» WHAT YOU WILL DO: Find the string "ресурсов" and gather every line that holds it.

─── DATA FOR THE TASK ───

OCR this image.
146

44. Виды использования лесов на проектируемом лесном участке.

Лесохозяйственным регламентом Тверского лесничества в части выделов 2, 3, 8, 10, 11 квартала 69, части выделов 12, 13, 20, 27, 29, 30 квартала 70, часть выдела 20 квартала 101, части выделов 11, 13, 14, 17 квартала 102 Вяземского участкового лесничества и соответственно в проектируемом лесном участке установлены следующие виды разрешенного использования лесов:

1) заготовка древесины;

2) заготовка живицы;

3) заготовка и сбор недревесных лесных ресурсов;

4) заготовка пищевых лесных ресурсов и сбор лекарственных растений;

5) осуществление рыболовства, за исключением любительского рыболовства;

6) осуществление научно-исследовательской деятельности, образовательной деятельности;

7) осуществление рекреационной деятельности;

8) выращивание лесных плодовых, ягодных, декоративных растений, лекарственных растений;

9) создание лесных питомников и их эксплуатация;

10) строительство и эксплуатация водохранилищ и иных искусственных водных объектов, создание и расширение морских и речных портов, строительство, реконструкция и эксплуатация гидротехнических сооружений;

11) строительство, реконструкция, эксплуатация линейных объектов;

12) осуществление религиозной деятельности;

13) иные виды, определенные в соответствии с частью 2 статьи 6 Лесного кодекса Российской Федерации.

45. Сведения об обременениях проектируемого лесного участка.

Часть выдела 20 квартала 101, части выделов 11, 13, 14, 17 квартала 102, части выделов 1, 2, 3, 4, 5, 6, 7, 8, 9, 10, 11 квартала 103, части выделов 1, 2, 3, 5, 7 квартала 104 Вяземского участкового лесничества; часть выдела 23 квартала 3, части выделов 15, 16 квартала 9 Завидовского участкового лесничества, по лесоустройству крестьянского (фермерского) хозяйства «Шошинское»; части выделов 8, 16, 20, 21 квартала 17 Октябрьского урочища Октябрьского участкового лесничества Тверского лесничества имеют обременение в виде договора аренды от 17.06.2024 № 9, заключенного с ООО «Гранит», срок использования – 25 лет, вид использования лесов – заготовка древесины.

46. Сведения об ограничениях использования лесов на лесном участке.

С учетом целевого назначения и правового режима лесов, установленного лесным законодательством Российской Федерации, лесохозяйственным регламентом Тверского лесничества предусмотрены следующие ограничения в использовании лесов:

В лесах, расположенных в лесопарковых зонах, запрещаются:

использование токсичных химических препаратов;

───

» SOLUTION TO THIS EXERCISE:
3) заготовка и сбор недревесных лесных ресурсов;
4) заготовка пищевых лесных ресурсов и сбор лекарственных растений;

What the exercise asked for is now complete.